--- TASK BRIEF ---
Output the entries verbatim, including every line.

# Start of SUPPLIED MATERIAL

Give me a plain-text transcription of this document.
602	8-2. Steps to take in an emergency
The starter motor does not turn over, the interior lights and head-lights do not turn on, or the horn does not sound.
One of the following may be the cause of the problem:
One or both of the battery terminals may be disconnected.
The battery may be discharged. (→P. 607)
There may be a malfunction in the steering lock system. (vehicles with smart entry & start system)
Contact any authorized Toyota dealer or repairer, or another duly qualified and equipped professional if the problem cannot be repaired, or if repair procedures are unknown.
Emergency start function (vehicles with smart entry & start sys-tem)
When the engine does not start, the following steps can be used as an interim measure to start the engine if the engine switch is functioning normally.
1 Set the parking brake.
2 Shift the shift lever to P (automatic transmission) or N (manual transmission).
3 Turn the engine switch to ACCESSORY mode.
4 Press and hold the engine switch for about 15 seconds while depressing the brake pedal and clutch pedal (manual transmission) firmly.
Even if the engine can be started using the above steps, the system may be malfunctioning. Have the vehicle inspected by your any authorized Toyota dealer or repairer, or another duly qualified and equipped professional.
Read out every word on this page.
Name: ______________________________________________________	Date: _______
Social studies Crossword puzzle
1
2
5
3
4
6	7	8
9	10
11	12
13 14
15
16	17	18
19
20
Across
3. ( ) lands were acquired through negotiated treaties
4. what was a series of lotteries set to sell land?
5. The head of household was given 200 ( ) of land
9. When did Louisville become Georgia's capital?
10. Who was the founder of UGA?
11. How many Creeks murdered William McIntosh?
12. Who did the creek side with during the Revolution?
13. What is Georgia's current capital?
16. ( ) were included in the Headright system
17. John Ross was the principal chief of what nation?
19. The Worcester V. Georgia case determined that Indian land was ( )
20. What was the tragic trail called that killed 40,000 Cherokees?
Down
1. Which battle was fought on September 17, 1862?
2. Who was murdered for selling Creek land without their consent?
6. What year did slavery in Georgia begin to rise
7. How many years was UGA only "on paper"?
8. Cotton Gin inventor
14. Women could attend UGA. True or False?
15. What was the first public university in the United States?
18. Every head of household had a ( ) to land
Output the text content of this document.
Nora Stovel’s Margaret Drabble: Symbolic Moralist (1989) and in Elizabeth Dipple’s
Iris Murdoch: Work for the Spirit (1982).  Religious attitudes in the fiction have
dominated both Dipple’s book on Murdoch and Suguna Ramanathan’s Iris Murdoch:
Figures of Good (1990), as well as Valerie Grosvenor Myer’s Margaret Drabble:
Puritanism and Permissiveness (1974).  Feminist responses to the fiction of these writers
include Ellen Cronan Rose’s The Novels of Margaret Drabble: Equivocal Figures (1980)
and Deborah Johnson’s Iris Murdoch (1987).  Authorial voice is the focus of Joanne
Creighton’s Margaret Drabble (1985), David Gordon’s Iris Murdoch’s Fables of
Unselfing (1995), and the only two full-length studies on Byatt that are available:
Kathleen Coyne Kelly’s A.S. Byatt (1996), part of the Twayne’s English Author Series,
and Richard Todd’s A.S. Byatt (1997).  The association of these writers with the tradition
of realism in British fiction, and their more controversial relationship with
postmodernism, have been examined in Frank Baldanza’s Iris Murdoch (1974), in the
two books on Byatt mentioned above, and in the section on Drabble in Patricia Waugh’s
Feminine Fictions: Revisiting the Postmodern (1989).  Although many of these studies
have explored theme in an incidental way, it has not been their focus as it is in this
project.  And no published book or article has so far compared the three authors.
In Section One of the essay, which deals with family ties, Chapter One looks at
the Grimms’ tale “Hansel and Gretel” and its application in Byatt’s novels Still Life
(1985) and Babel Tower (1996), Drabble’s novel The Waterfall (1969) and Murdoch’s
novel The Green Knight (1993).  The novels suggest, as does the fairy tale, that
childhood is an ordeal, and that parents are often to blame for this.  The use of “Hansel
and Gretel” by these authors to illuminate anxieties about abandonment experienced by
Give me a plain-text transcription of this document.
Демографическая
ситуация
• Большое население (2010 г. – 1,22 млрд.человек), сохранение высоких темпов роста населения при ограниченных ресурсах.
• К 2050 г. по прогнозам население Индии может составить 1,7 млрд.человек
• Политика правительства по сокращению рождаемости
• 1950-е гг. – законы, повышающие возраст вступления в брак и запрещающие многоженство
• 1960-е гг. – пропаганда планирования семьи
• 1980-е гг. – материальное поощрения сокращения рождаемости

# End of SUPPLIED MATERIAL

--- EXERCISE SOLUTION ---
Give me a plain-text transcription of this document.
602	8-2. Steps to take in an emergency
The starter motor does not turn over, the interior lights and head-lights do not turn on, or the horn does not sound.
One of the following may be the cause of the problem:
One or both of the battery terminals may be disconnected.
The battery may be discharged. (→P. 607)
There may be a malfunction in the steering lock system. (vehicles with smart entry & start system)
Contact any authorized Toyota dealer or repairer, or another duly qualified and equipped professional if the problem cannot be repaired, or if repair procedures are unknown.
Emergency start function (vehicles with smart entry & start sys-tem)
When the engine does not start, the following steps can be used as an interim measure to start the engine if the engine switch is functioning normally.
1 Set the parking brake.
2 Shift the shift lever to P (automatic transmission) or N (manual transmission).
3 Turn the engine switch to ACCESSORY mode.
4 Press and hold the engine switch for about 15 seconds while depressing the brake pedal and clutch pedal (manual transmission) firmly.
Even if the engine can be started using the above steps, the system may be malfunctioning. Have the vehicle inspected by your any authorized Toyota dealer or repairer, or another duly qualified and equipped professional.
Read out every word on this page.
Name: ______________________________________________________	Date: _______
Social studies Crossword puzzle
1
2
5
3
4
6	7	8
9	10
11	12
13 14
15
16	17	18
19
20
Across
3. ( ) lands were acquired through negotiated treaties
4. what was a series of lotteries set to sell land?
5. The head of household was given 200 ( ) of land
9. When did Louisville become Georgia's capital?
10. Who was the founder of UGA?
11. How many Creeks murdered William McIntosh?
12. Who did the creek side with during the Revolution?
13. What is Georgia's current capital?
16. ( ) were included in the Headright system
17. John Ross was the principal chief of what nation?
19. The Worcester V. Georgia case determined that Indian land was ( )
20. What was the tragic trail called that killed 40,000 Cherokees?
Down
1. Which battle was fought on September 17, 1862?
2. Who was murdered for selling Creek land without their consent?
6. What year did slavery in Georgia begin to rise
7. How many years was UGA only "on paper"?
8. Cotton Gin inventor
14. Women could attend UGA. True or False?
15. What was the first public university in the United States?
18. Every head of household had a ( ) to land
Output the text content of this document.
Nora Stovel’s Margaret Drabble: Symbolic Moralist (1989) and in Elizabeth Dipple’s
Iris Murdoch: Work for the Spirit (1982).  Religious attitudes in the fiction have
dominated both Dipple’s book on Murdoch and Suguna Ramanathan’s Iris Murdoch:
Figures of Good (1990), as well as Valerie Grosvenor Myer’s Margaret Drabble:
Puritanism and Permissiveness (1974).  Feminist responses to the fiction of these writers
include Ellen Cronan Rose’s The Novels of Margaret Drabble: Equivocal Figures (1980)
and Deborah Johnson’s Iris Murdoch (1987).  Authorial voice is the focus of Joanne
Creighton’s Margaret Drabble (1985), David Gordon’s Iris Murdoch’s Fables of
Unselfing (1995), and the only two full-length studies on Byatt that are available:
Kathleen Coyne Kelly’s A.S. Byatt (1996), part of the Twayne’s English Author Series,
and Richard Todd’s A.S. Byatt (1997).  The association of these writers with the tradition
of realism in British fiction, and their more controversial relationship with
postmodernism, have been examined in Frank Baldanza’s Iris Murdoch (1974), in the
two books on Byatt mentioned above, and in the section on Drabble in Patricia Waugh’s
Feminine Fictions: Revisiting the Postmodern (1989).  Although many of these studies
have explored theme in an incidental way, it has not been their focus as it is in this
project.  And no published book or article has so far compared the three authors.
In Section One of the essay, which deals with family ties, Chapter One looks at
the Grimms’ tale “Hansel and Gretel” and its application in Byatt’s novels Still Life
(1985) and Babel Tower (1996), Drabble’s novel The Waterfall (1969) and Murdoch’s
novel The Green Knight (1993).  The novels suggest, as does the fairy tale, that
childhood is an ordeal, and that parents are often to blame for this.  The use of “Hansel
and Gretel” by these authors to illuminate anxieties about abandonment experienced by
Give me a plain-text transcription of this document.
Демографическая
ситуация
• Большое население (2010 г. – 1,22 млрд.человек), сохранение высоких темпов роста населения при ограниченных ресурсах.
• К 2050 г. по прогнозам население Индии может составить 1,7 млрд.человек
• Политика правительства по сокращению рождаемости
• 1950-е гг. – законы, повышающие возраст вступления в брак и запрещающие многоженство
• 1960-е гг. – пропаганда планирования семьи
• 1980-е гг. – материальное поощрения сокращения рождаемости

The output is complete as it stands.